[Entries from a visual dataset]
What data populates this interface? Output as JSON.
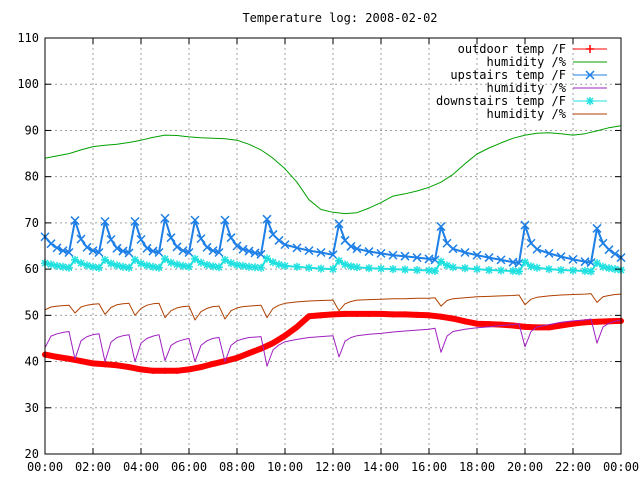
{
  "chart_data": {
    "type": "line",
    "title": "Temperature log: 2008-02-02",
    "xlabel": "",
    "ylabel": "",
    "xlim": [
      "00:00",
      "24:00"
    ],
    "ylim": [
      20,
      110
    ],
    "grid": true,
    "legend_position": "top-right",
    "x_ticks": [
      "00:00",
      "02:00",
      "04:00",
      "06:00",
      "08:00",
      "10:00",
      "12:00",
      "14:00",
      "16:00",
      "18:00",
      "20:00",
      "22:00",
      "00:00"
    ],
    "y_ticks": [
      20,
      30,
      40,
      50,
      60,
      70,
      80,
      90,
      100,
      110
    ],
    "series": [
      {
        "name": "outdoor temp /F",
        "color": "#ff0000",
        "marker": "plus",
        "x": [
          "00:00",
          "00:30",
          "01:00",
          "01:30",
          "02:00",
          "02:30",
          "03:00",
          "03:30",
          "04:00",
          "04:30",
          "05:00",
          "05:30",
          "06:00",
          "06:30",
          "07:00",
          "07:30",
          "08:00",
          "08:30",
          "09:00",
          "09:30",
          "10:00",
          "10:30",
          "11:00",
          "11:30",
          "12:00",
          "12:30",
          "13:00",
          "13:30",
          "14:00",
          "14:30",
          "15:00",
          "15:30",
          "16:00",
          "16:30",
          "17:00",
          "17:30",
          "18:00",
          "18:30",
          "19:00",
          "19:30",
          "20:00",
          "20:30",
          "21:00",
          "21:30",
          "22:00",
          "22:30",
          "23:00",
          "23:30",
          "24:00"
        ],
        "y": [
          41.5,
          41.0,
          40.6,
          40.1,
          39.6,
          39.4,
          39.2,
          38.8,
          38.3,
          38.0,
          38.0,
          38.0,
          38.3,
          38.8,
          39.5,
          40.1,
          40.8,
          41.8,
          42.8,
          44.0,
          45.6,
          47.5,
          49.8,
          50.0,
          50.2,
          50.3,
          50.3,
          50.3,
          50.3,
          50.2,
          50.2,
          50.1,
          50.0,
          49.7,
          49.3,
          48.7,
          48.2,
          48.1,
          48.0,
          47.8,
          47.5,
          47.4,
          47.4,
          47.8,
          48.2,
          48.5,
          48.6,
          48.7,
          48.8
        ]
      },
      {
        "name": "humidity /%",
        "color": "#00a000",
        "marker": "none",
        "x": [
          "00:00",
          "00:30",
          "01:00",
          "01:30",
          "02:00",
          "02:30",
          "03:00",
          "03:30",
          "04:00",
          "04:30",
          "05:00",
          "05:30",
          "06:00",
          "06:30",
          "07:00",
          "07:30",
          "08:00",
          "08:30",
          "09:00",
          "09:30",
          "10:00",
          "10:30",
          "11:00",
          "11:30",
          "12:00",
          "12:30",
          "13:00",
          "13:30",
          "14:00",
          "14:30",
          "15:00",
          "15:30",
          "16:00",
          "16:30",
          "17:00",
          "17:30",
          "18:00",
          "18:30",
          "19:00",
          "19:30",
          "20:00",
          "20:30",
          "21:00",
          "21:30",
          "22:00",
          "22:30",
          "23:00",
          "23:30",
          "24:00"
        ],
        "y": [
          84.0,
          84.5,
          85.0,
          85.8,
          86.5,
          86.8,
          87.0,
          87.4,
          87.9,
          88.5,
          89.0,
          88.9,
          88.6,
          88.4,
          88.3,
          88.2,
          87.9,
          87.0,
          85.8,
          84.0,
          81.7,
          78.8,
          75.0,
          72.9,
          72.3,
          72.0,
          72.2,
          73.2,
          74.4,
          75.8,
          76.3,
          76.9,
          77.7,
          78.8,
          80.5,
          82.8,
          84.9,
          86.2,
          87.3,
          88.3,
          89.0,
          89.4,
          89.5,
          89.3,
          89.0,
          89.3,
          89.9,
          90.6,
          91.0
        ]
      },
      {
        "name": "upstairs temp /F",
        "color": "#1e7fe6",
        "marker": "x",
        "x": [
          "00:00",
          "00:15",
          "00:30",
          "00:45",
          "01:00",
          "01:15",
          "01:30",
          "01:45",
          "02:00",
          "02:15",
          "02:30",
          "02:45",
          "03:00",
          "03:15",
          "03:30",
          "03:45",
          "04:00",
          "04:15",
          "04:30",
          "04:45",
          "05:00",
          "05:15",
          "05:30",
          "05:45",
          "06:00",
          "06:15",
          "06:30",
          "06:45",
          "07:00",
          "07:15",
          "07:30",
          "07:45",
          "08:00",
          "08:15",
          "08:30",
          "08:45",
          "09:00",
          "09:15",
          "09:30",
          "09:45",
          "10:00",
          "10:30",
          "11:00",
          "11:30",
          "12:00",
          "12:15",
          "12:30",
          "12:45",
          "13:00",
          "13:30",
          "14:00",
          "14:30",
          "15:00",
          "15:30",
          "16:00",
          "16:15",
          "16:30",
          "16:45",
          "17:00",
          "17:30",
          "18:00",
          "18:30",
          "19:00",
          "19:30",
          "19:45",
          "20:00",
          "20:15",
          "20:30",
          "21:00",
          "21:30",
          "22:00",
          "22:30",
          "22:45",
          "23:00",
          "23:15",
          "23:30",
          "23:45",
          "24:00"
        ],
        "y": [
          67.0,
          65.5,
          64.6,
          64.0,
          63.6,
          70.5,
          66.5,
          64.7,
          64.0,
          63.6,
          70.3,
          66.4,
          64.5,
          63.9,
          63.5,
          70.3,
          66.4,
          64.5,
          63.9,
          63.6,
          71.0,
          66.8,
          64.8,
          64.0,
          63.6,
          70.6,
          66.6,
          64.7,
          64.0,
          63.6,
          70.6,
          66.8,
          65.0,
          64.3,
          63.9,
          63.5,
          63.2,
          70.8,
          67.5,
          66.2,
          65.3,
          64.6,
          64.0,
          63.6,
          63.1,
          69.8,
          66.2,
          64.9,
          64.4,
          63.8,
          63.4,
          63.0,
          62.8,
          62.5,
          62.2,
          62.0,
          69.2,
          65.6,
          64.4,
          63.6,
          63.0,
          62.5,
          62.0,
          61.5,
          61.3,
          69.5,
          65.6,
          64.3,
          63.4,
          62.7,
          62.1,
          61.6,
          61.4,
          68.8,
          65.6,
          64.2,
          63.3,
          62.5
        ]
      },
      {
        "name": "humidity /%",
        "color": "#a020c0",
        "marker": "none",
        "x": [
          "00:00",
          "00:15",
          "00:30",
          "00:45",
          "01:00",
          "01:15",
          "01:30",
          "01:45",
          "02:00",
          "02:15",
          "02:30",
          "02:45",
          "03:00",
          "03:15",
          "03:30",
          "03:45",
          "04:00",
          "04:15",
          "04:30",
          "04:45",
          "05:00",
          "05:15",
          "05:30",
          "05:45",
          "06:00",
          "06:15",
          "06:30",
          "06:45",
          "07:00",
          "07:15",
          "07:30",
          "07:45",
          "08:00",
          "08:15",
          "08:30",
          "08:45",
          "09:00",
          "09:15",
          "09:30",
          "09:45",
          "10:00",
          "10:30",
          "11:00",
          "11:30",
          "12:00",
          "12:15",
          "12:30",
          "12:45",
          "13:00",
          "13:30",
          "14:00",
          "14:30",
          "15:00",
          "15:30",
          "16:00",
          "16:15",
          "16:30",
          "16:45",
          "17:00",
          "17:30",
          "18:00",
          "18:30",
          "19:00",
          "19:30",
          "19:45",
          "20:00",
          "20:15",
          "20:30",
          "21:00",
          "21:30",
          "22:00",
          "22:30",
          "22:45",
          "23:00",
          "23:15",
          "23:30",
          "23:45",
          "24:00"
        ],
        "y": [
          43.0,
          45.5,
          46.0,
          46.3,
          46.5,
          40.5,
          44.5,
          45.4,
          45.8,
          46.0,
          40.0,
          44.2,
          45.2,
          45.6,
          45.8,
          40.0,
          44.0,
          45.0,
          45.5,
          45.8,
          40.2,
          43.5,
          44.3,
          44.7,
          45.0,
          40.0,
          43.5,
          44.5,
          45.0,
          45.2,
          40.0,
          43.5,
          44.5,
          44.9,
          45.2,
          45.3,
          45.4,
          39.0,
          42.5,
          43.6,
          44.3,
          44.8,
          45.2,
          45.4,
          45.6,
          41.0,
          44.4,
          45.2,
          45.6,
          45.9,
          46.1,
          46.4,
          46.6,
          46.8,
          47.0,
          47.2,
          42.0,
          45.5,
          46.5,
          47.0,
          47.3,
          47.5,
          47.8,
          48.0,
          48.2,
          43.2,
          46.5,
          47.5,
          48.0,
          48.5,
          48.8,
          49.0,
          49.2,
          44.0,
          47.5,
          48.3,
          48.7,
          49.0
        ]
      },
      {
        "name": "downstairs temp /F",
        "color": "#20e0e0",
        "marker": "star",
        "x": [
          "00:00",
          "00:15",
          "00:30",
          "00:45",
          "01:00",
          "01:15",
          "01:30",
          "01:45",
          "02:00",
          "02:15",
          "02:30",
          "02:45",
          "03:00",
          "03:15",
          "03:30",
          "03:45",
          "04:00",
          "04:15",
          "04:30",
          "04:45",
          "05:00",
          "05:15",
          "05:30",
          "05:45",
          "06:00",
          "06:15",
          "06:30",
          "06:45",
          "07:00",
          "07:15",
          "07:30",
          "07:45",
          "08:00",
          "08:15",
          "08:30",
          "08:45",
          "09:00",
          "09:15",
          "09:30",
          "09:45",
          "10:00",
          "10:30",
          "11:00",
          "11:30",
          "12:00",
          "12:15",
          "12:30",
          "12:45",
          "13:00",
          "13:30",
          "14:00",
          "14:30",
          "15:00",
          "15:30",
          "16:00",
          "16:15",
          "16:30",
          "16:45",
          "17:00",
          "17:30",
          "18:00",
          "18:30",
          "19:00",
          "19:30",
          "19:45",
          "20:00",
          "20:15",
          "20:30",
          "21:00",
          "21:30",
          "22:00",
          "22:30",
          "22:45",
          "23:00",
          "23:15",
          "23:30",
          "23:45",
          "24:00"
        ],
        "y": [
          61.3,
          61.0,
          60.7,
          60.5,
          60.3,
          62.0,
          61.3,
          60.8,
          60.5,
          60.3,
          62.0,
          61.2,
          60.8,
          60.5,
          60.3,
          62.0,
          61.2,
          60.8,
          60.5,
          60.3,
          62.2,
          61.4,
          61.0,
          60.7,
          60.5,
          62.2,
          61.4,
          60.9,
          60.6,
          60.4,
          62.0,
          61.3,
          60.9,
          60.7,
          60.5,
          60.4,
          60.3,
          62.3,
          61.5,
          61.0,
          60.7,
          60.5,
          60.3,
          60.1,
          60.0,
          61.8,
          61.0,
          60.6,
          60.4,
          60.2,
          60.1,
          60.0,
          59.9,
          59.8,
          59.7,
          59.6,
          61.6,
          60.8,
          60.4,
          60.2,
          60.0,
          59.8,
          59.7,
          59.6,
          59.5,
          61.5,
          60.6,
          60.3,
          60.0,
          59.8,
          59.7,
          59.6,
          59.5,
          61.3,
          60.5,
          60.2,
          60.0,
          59.8
        ]
      },
      {
        "name": "humidity /%",
        "color": "#b04000",
        "marker": "none",
        "x": [
          "00:00",
          "00:15",
          "00:30",
          "00:45",
          "01:00",
          "01:15",
          "01:30",
          "01:45",
          "02:00",
          "02:15",
          "02:30",
          "02:45",
          "03:00",
          "03:15",
          "03:30",
          "03:45",
          "04:00",
          "04:15",
          "04:30",
          "04:45",
          "05:00",
          "05:15",
          "05:30",
          "05:45",
          "06:00",
          "06:15",
          "06:30",
          "06:45",
          "07:00",
          "07:15",
          "07:30",
          "07:45",
          "08:00",
          "08:15",
          "08:30",
          "08:45",
          "09:00",
          "09:15",
          "09:30",
          "09:45",
          "10:00",
          "10:30",
          "11:00",
          "11:30",
          "12:00",
          "12:15",
          "12:30",
          "12:45",
          "13:00",
          "13:30",
          "14:00",
          "14:30",
          "15:00",
          "15:30",
          "16:00",
          "16:15",
          "16:30",
          "16:45",
          "17:00",
          "17:30",
          "18:00",
          "18:30",
          "19:00",
          "19:30",
          "19:45",
          "20:00",
          "20:15",
          "20:30",
          "21:00",
          "21:30",
          "22:00",
          "22:30",
          "22:45",
          "23:00",
          "23:15",
          "23:30",
          "23:45",
          "24:00"
        ],
        "y": [
          51.2,
          51.8,
          52.0,
          52.1,
          52.2,
          50.5,
          51.8,
          52.2,
          52.4,
          52.5,
          50.2,
          51.7,
          52.3,
          52.5,
          52.6,
          50.0,
          51.5,
          52.2,
          52.5,
          52.6,
          49.5,
          51.0,
          51.6,
          51.9,
          52.0,
          49.0,
          50.8,
          51.5,
          51.9,
          52.0,
          49.2,
          51.0,
          51.6,
          51.9,
          52.0,
          52.1,
          52.2,
          49.5,
          51.5,
          52.2,
          52.6,
          52.9,
          53.1,
          53.2,
          53.3,
          51.0,
          52.5,
          53.0,
          53.3,
          53.4,
          53.5,
          53.6,
          53.6,
          53.7,
          53.7,
          53.8,
          52.0,
          53.2,
          53.6,
          53.8,
          54.0,
          54.1,
          54.2,
          54.3,
          54.4,
          52.3,
          53.5,
          53.9,
          54.2,
          54.4,
          54.5,
          54.6,
          54.7,
          52.8,
          54.0,
          54.3,
          54.5,
          54.6
        ]
      }
    ]
  }
}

PROBLEM DETAILS.
Report how many lines of the listing hold the word "color", with nothing but the number.

SOLUTION TO THE EXERCISE.
6